What needs to be done –
Reproduce this listing in full.

Provided records –
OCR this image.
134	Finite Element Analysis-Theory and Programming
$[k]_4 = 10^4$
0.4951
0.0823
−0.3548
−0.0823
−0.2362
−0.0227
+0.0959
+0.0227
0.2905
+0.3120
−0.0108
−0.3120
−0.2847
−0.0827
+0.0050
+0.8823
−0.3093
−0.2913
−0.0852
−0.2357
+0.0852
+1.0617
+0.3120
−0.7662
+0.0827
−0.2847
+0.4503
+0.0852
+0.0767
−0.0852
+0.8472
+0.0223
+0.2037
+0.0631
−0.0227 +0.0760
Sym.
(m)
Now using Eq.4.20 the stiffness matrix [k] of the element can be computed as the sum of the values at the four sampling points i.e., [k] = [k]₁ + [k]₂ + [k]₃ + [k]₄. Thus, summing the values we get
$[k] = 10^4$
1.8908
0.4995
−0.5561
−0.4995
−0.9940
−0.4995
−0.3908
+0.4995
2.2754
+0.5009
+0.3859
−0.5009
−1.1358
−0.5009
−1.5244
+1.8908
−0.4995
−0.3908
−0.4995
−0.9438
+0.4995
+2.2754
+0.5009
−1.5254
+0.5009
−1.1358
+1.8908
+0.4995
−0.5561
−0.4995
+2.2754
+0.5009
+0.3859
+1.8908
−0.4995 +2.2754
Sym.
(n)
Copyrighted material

Response to the exercise –
OCR this image.
134	Finite Element Analysis-Theory and Programming
$[k]_4 = 10^4$
0.4951
0.0823
−0.3548
−0.0823
−0.2362
−0.0227
+0.0959
+0.0227
0.2905
+0.3120
−0.0108
−0.3120
−0.2847
−0.0827
+0.0050
+0.8823
−0.3093
−0.2913
−0.0852
−0.2357
+0.0852
+1.0617
+0.3120
−0.7662
+0.0827
−0.2847
+0.4503
+0.0852
+0.0767
−0.0852
+0.8472
+0.0223
+0.2037
+0.0631
−0.0227 +0.0760
Sym.
(m)
Now using Eq.4.20 the stiffness matrix [k] of the element can be computed as the sum of the values at the four sampling points i.e., [k] = [k]₁ + [k]₂ + [k]₃ + [k]₄. Thus, summing the values we get
$[k] = 10^4$
1.8908
0.4995
−0.5561
−0.4995
−0.9940
−0.4995
−0.3908
+0.4995
2.2754
+0.5009
+0.3859
−0.5009
−1.1358
−0.5009
−1.5244
+1.8908
−0.4995
−0.3908
−0.4995
−0.9438
+0.4995
+2.2754
+0.5009
−1.5254
+0.5009
−1.1358
+1.8908
+0.4995
−0.5561
−0.4995
+2.2754
+0.5009
+0.3859
+1.8908
−0.4995 +2.2754
Sym.
(n)
Copyrighted material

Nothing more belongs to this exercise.